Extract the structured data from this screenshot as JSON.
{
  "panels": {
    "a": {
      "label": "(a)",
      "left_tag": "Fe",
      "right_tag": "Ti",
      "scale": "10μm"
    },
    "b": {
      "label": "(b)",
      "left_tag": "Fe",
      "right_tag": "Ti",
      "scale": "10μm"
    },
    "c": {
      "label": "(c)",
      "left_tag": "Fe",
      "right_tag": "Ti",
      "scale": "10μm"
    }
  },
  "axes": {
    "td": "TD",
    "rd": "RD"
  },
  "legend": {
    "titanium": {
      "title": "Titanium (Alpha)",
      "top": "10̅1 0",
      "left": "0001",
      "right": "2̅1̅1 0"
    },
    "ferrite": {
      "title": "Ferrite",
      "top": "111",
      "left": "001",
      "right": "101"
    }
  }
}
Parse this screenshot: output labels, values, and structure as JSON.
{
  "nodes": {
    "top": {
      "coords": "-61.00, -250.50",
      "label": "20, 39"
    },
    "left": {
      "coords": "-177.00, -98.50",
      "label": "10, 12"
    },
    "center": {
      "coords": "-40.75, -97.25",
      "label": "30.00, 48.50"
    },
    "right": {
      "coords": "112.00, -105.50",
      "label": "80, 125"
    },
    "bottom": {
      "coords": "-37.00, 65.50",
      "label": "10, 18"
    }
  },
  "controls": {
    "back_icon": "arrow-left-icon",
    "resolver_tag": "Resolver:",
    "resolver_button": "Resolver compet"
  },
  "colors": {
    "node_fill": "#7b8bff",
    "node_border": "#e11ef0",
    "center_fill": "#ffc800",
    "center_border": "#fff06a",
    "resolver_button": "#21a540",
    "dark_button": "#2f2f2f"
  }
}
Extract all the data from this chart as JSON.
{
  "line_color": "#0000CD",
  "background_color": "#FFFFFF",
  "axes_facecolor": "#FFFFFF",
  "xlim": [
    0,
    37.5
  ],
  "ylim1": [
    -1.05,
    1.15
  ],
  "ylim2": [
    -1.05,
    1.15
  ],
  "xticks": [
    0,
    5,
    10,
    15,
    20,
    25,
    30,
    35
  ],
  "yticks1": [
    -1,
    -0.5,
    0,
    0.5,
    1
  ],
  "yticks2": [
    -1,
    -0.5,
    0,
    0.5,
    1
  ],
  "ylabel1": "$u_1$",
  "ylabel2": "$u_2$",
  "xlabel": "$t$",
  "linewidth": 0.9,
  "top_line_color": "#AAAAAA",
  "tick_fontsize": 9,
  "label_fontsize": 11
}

· · · · ·

▶ The problem: Among the entries above, identify all lines with "screenshot" and copy them.

▶ Result of this task:
Extract the structured data from this screenshot as JSON.
Parse this screenshot: output labels, values, and structure as JSON.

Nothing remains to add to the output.